- **TASK TO COMPLETE**:
Please repeat all of the lines that follow, exactly as written.

START

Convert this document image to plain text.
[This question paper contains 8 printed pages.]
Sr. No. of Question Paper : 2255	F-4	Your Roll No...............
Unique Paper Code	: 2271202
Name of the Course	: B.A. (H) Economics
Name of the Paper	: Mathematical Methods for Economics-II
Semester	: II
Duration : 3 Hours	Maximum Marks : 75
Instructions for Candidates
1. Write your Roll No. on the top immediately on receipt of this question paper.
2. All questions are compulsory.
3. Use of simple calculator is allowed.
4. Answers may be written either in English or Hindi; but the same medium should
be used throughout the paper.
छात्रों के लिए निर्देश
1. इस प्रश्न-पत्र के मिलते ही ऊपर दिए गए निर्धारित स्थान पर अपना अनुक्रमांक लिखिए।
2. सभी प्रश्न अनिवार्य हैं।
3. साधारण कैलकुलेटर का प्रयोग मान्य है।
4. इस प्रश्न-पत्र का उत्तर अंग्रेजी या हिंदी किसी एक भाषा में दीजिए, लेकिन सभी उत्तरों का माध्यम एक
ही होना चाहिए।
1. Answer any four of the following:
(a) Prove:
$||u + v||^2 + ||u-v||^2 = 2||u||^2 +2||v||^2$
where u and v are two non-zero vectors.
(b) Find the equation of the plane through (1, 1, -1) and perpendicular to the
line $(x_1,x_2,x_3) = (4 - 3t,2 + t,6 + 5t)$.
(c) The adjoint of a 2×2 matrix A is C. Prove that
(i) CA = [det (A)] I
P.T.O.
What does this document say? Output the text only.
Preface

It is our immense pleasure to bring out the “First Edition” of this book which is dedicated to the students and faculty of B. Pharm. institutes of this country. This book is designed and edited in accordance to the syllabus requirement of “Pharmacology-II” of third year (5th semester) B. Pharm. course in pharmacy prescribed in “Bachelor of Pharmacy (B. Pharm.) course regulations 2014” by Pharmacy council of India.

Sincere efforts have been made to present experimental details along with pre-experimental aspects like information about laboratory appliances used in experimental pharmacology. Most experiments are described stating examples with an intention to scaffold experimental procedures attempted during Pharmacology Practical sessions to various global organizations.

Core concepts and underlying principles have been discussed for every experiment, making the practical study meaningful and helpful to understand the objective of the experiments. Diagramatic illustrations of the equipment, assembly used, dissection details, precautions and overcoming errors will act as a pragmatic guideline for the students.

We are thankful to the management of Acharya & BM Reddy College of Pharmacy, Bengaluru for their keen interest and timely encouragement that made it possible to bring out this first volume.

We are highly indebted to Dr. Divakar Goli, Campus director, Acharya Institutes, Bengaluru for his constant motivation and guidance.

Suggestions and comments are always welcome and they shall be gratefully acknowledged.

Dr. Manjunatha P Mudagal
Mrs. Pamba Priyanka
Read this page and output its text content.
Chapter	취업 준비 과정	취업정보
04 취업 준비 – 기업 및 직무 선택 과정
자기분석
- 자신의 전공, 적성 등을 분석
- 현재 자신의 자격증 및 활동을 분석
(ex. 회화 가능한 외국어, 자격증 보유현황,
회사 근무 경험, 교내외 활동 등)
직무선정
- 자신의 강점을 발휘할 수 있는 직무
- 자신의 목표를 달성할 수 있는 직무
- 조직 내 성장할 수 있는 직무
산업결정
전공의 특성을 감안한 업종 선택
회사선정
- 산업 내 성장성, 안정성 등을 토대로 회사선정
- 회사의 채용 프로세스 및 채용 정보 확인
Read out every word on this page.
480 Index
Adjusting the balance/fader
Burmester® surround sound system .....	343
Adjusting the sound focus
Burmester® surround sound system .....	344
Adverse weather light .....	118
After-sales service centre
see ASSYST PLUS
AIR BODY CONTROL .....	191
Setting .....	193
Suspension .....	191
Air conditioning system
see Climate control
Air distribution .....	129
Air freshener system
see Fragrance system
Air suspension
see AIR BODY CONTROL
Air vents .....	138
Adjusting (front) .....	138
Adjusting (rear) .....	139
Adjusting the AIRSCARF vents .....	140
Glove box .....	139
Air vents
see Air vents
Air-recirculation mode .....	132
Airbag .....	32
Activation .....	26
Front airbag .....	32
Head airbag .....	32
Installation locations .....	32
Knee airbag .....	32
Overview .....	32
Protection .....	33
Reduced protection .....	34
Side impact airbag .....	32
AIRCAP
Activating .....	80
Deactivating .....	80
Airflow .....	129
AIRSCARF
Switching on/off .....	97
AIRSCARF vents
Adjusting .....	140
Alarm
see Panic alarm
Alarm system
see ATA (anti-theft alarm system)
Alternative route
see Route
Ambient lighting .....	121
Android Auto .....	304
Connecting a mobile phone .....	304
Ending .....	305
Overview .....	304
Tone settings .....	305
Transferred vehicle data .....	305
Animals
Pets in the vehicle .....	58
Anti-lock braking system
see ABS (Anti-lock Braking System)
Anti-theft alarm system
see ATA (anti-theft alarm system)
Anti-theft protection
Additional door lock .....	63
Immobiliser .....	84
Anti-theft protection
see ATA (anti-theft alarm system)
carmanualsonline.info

END

- **EXPECTED ANSWER**:
Convert this document image to plain text.
[This question paper contains 8 printed pages.]
Sr. No. of Question Paper : 2255	F-4	Your Roll No...............
Unique Paper Code	: 2271202
Name of the Course	: B.A. (H) Economics
Name of the Paper	: Mathematical Methods for Economics-II
Semester	: II
Duration : 3 Hours	Maximum Marks : 75
Instructions for Candidates
1. Write your Roll No. on the top immediately on receipt of this question paper.
2. All questions are compulsory.
3. Use of simple calculator is allowed.
4. Answers may be written either in English or Hindi; but the same medium should
be used throughout the paper.
छात्रों के लिए निर्देश
1. इस प्रश्न-पत्र के मिलते ही ऊपर दिए गए निर्धारित स्थान पर अपना अनुक्रमांक लिखिए।
2. सभी प्रश्न अनिवार्य हैं।
3. साधारण कैलकुलेटर का प्रयोग मान्य है।
4. इस प्रश्न-पत्र का उत्तर अंग्रेजी या हिंदी किसी एक भाषा में दीजिए, लेकिन सभी उत्तरों का माध्यम एक
ही होना चाहिए।
1. Answer any four of the following:
(a) Prove:
$||u + v||^2 + ||u-v||^2 = 2||u||^2 +2||v||^2$
where u and v are two non-zero vectors.
(b) Find the equation of the plane through (1, 1, -1) and perpendicular to the
line $(x_1,x_2,x_3) = (4 - 3t,2 + t,6 + 5t)$.
(c) The adjoint of a 2×2 matrix A is C. Prove that
(i) CA = [det (A)] I
P.T.O.
What does this document say? Output the text only.
Preface

It is our immense pleasure to bring out the “First Edition” of this book which is dedicated to the students and faculty of B. Pharm. institutes of this country. This book is designed and edited in accordance to the syllabus requirement of “Pharmacology-II” of third year (5th semester) B. Pharm. course in pharmacy prescribed in “Bachelor of Pharmacy (B. Pharm.) course regulations 2014” by Pharmacy council of India.

Sincere efforts have been made to present experimental details along with pre-experimental aspects like information about laboratory appliances used in experimental pharmacology. Most experiments are described stating examples with an intention to scaffold experimental procedures attempted during Pharmacology Practical sessions to various global organizations.

Core concepts and underlying principles have been discussed for every experiment, making the practical study meaningful and helpful to understand the objective of the experiments. Diagramatic illustrations of the equipment, assembly used, dissection details, precautions and overcoming errors will act as a pragmatic guideline for the students.

We are thankful to the management of Acharya & BM Reddy College of Pharmacy, Bengaluru for their keen interest and timely encouragement that made it possible to bring out this first volume.

We are highly indebted to Dr. Divakar Goli, Campus director, Acharya Institutes, Bengaluru for his constant motivation and guidance.

Suggestions and comments are always welcome and they shall be gratefully acknowledged.

Dr. Manjunatha P Mudagal
Mrs. Pamba Priyanka
Read this page and output its text content.
Chapter	취업 준비 과정	취업정보
04 취업 준비 – 기업 및 직무 선택 과정
자기분석
- 자신의 전공, 적성 등을 분석
- 현재 자신의 자격증 및 활동을 분석
(ex. 회화 가능한 외국어, 자격증 보유현황,
회사 근무 경험, 교내외 활동 등)
직무선정
- 자신의 강점을 발휘할 수 있는 직무
- 자신의 목표를 달성할 수 있는 직무
- 조직 내 성장할 수 있는 직무
산업결정
전공의 특성을 감안한 업종 선택
회사선정
- 산업 내 성장성, 안정성 등을 토대로 회사선정
- 회사의 채용 프로세스 및 채용 정보 확인
Read out every word on this page.
480 Index
Adjusting the balance/fader
Burmester® surround sound system .....	343
Adjusting the sound focus
Burmester® surround sound system .....	344
Adverse weather light .....	118
After-sales service centre
see ASSYST PLUS
AIR BODY CONTROL .....	191
Setting .....	193
Suspension .....	191
Air conditioning system
see Climate control
Air distribution .....	129
Air freshener system
see Fragrance system
Air suspension
see AIR BODY CONTROL
Air vents .....	138
Adjusting (front) .....	138
Adjusting (rear) .....	139
Adjusting the AIRSCARF vents .....	140
Glove box .....	139
Air vents
see Air vents
Air-recirculation mode .....	132
Airbag .....	32
Activation .....	26
Front airbag .....	32
Head airbag .....	32
Installation locations .....	32
Knee airbag .....	32
Overview .....	32
Protection .....	33
Reduced protection .....	34
Side impact airbag .....	32
AIRCAP
Activating .....	80
Deactivating .....	80
Airflow .....	129
AIRSCARF
Switching on/off .....	97
AIRSCARF vents
Adjusting .....	140
Alarm
see Panic alarm
Alarm system
see ATA (anti-theft alarm system)
Alternative route
see Route
Ambient lighting .....	121
Android Auto .....	304
Connecting a mobile phone .....	304
Ending .....	305
Overview .....	304
Tone settings .....	305
Transferred vehicle data .....	305
Animals
Pets in the vehicle .....	58
Anti-lock braking system
see ABS (Anti-lock Braking System)
Anti-theft alarm system
see ATA (anti-theft alarm system)
Anti-theft protection
Additional door lock .....	63
Immobiliser .....	84
Anti-theft protection
see ATA (anti-theft alarm system)
carmanualsonline.info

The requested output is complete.